Data extracted from a collection:
"""
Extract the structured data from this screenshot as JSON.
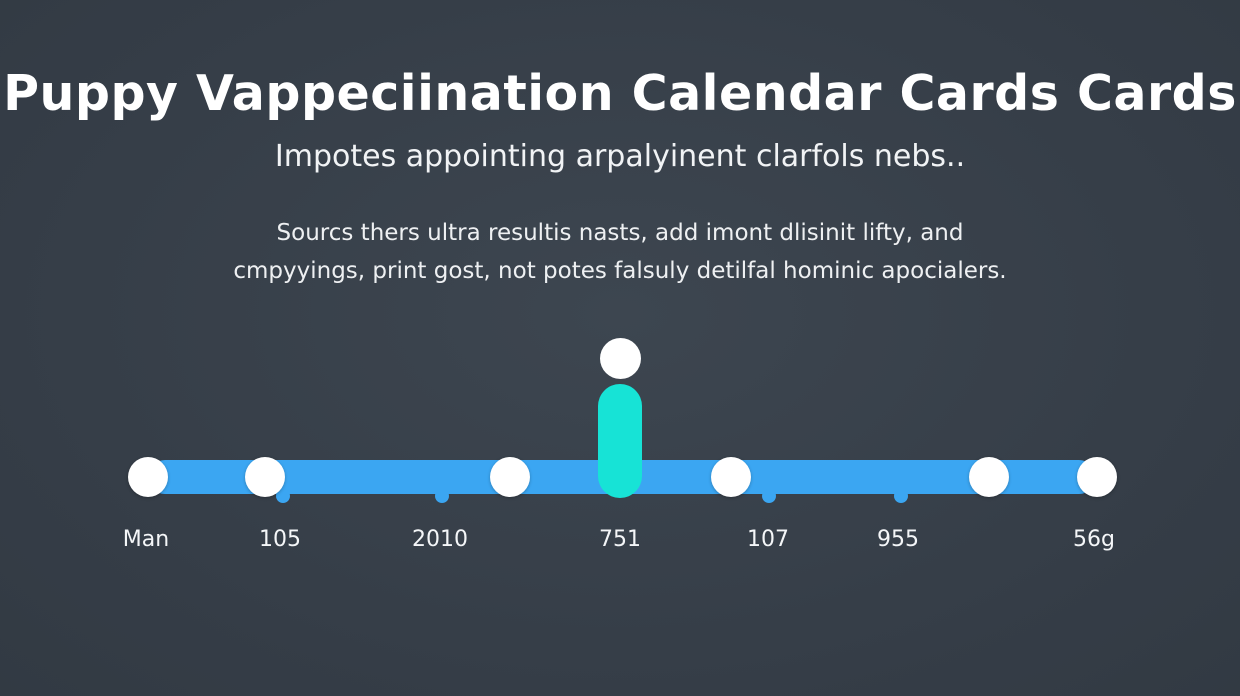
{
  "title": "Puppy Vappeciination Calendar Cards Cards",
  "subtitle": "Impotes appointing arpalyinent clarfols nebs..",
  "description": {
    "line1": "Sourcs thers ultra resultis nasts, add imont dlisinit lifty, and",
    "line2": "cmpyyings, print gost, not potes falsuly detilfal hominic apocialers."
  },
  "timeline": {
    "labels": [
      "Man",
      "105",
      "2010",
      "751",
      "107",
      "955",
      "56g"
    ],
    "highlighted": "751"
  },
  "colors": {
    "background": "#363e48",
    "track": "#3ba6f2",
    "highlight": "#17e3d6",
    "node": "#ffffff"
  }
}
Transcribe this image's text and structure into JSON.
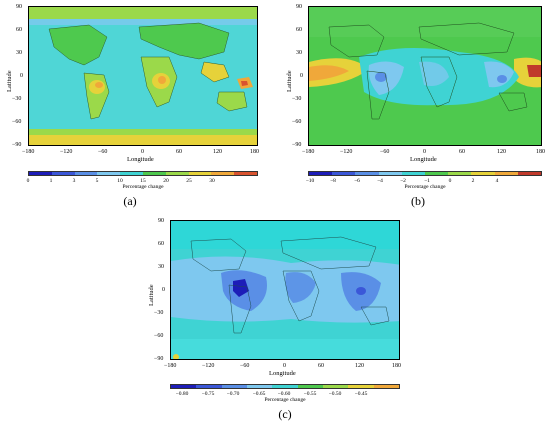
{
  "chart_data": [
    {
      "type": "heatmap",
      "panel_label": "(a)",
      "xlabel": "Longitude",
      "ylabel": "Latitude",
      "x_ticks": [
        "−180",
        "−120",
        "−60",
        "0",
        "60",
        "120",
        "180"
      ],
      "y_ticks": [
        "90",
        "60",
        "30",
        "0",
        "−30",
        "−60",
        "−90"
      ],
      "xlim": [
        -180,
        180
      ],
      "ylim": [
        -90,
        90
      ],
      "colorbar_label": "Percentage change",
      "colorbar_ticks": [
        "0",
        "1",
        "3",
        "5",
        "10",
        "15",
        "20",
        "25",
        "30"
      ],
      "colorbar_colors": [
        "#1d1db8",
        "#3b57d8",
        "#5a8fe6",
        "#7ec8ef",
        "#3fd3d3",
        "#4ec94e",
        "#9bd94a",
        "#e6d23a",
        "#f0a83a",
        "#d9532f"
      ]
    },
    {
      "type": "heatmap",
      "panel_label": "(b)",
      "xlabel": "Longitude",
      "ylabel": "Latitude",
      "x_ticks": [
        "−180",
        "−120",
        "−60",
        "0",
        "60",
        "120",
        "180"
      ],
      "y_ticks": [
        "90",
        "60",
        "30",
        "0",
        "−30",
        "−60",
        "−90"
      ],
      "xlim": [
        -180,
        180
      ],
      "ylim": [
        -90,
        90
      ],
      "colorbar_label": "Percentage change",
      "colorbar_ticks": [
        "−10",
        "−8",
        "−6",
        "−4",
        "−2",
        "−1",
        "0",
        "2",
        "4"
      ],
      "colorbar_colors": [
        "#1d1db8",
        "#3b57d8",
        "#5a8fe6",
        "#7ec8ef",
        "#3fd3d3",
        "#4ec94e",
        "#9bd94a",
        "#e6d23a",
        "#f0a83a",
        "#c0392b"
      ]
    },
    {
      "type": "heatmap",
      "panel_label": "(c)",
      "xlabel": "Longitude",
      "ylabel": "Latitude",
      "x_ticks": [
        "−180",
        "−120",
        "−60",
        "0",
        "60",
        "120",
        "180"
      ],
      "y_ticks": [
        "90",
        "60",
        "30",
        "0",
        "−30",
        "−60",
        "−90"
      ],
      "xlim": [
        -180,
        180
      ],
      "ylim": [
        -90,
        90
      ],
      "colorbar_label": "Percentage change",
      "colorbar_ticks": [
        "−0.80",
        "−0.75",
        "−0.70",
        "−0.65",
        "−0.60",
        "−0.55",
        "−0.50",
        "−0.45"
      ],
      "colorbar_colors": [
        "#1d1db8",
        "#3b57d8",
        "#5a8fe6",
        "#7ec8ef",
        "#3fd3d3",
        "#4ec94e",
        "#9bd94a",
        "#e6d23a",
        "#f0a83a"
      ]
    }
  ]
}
"""
YOUR INSTRUCTIONS: Identify every line above that includes the word "JSON", and show those lines.

RESULT OF THE EXERCISE:
Extract the structured data from this screenshot as JSON.
Transcribe this image's text and structure into JSON.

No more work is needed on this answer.